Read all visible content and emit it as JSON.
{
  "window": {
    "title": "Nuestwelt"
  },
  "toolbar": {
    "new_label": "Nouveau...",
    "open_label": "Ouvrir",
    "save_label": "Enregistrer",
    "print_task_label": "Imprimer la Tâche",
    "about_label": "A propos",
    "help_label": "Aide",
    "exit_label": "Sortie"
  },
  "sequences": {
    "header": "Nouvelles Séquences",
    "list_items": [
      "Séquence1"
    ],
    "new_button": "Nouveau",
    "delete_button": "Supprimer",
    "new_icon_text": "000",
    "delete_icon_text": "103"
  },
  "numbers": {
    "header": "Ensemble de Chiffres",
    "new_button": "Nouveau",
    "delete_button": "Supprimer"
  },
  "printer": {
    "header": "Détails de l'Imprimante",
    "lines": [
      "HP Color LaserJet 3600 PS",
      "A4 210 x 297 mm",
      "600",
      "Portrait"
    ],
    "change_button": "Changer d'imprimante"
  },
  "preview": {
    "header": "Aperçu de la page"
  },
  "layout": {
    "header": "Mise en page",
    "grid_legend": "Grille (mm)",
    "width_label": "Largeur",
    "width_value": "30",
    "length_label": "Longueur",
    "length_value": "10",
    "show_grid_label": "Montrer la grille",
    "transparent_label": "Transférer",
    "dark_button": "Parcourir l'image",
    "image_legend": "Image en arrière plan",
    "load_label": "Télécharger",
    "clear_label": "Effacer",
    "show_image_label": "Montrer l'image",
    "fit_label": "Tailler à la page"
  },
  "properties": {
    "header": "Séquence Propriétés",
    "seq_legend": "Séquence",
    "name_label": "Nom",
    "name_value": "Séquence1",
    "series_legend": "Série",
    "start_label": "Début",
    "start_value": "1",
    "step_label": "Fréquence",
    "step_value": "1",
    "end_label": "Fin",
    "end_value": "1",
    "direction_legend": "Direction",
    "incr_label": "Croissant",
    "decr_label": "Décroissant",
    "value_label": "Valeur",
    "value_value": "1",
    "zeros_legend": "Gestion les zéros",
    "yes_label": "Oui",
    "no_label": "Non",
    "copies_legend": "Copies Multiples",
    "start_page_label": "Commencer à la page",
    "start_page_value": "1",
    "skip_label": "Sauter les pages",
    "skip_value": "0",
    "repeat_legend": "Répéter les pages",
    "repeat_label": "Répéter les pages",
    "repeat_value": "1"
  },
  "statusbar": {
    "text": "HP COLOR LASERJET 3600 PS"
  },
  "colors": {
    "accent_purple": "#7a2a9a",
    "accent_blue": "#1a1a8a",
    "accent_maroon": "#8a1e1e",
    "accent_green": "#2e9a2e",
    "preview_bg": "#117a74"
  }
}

Requirements :: Above are records; say how many of their lines contain the word "header", giving only the number.

Expected answer :: 6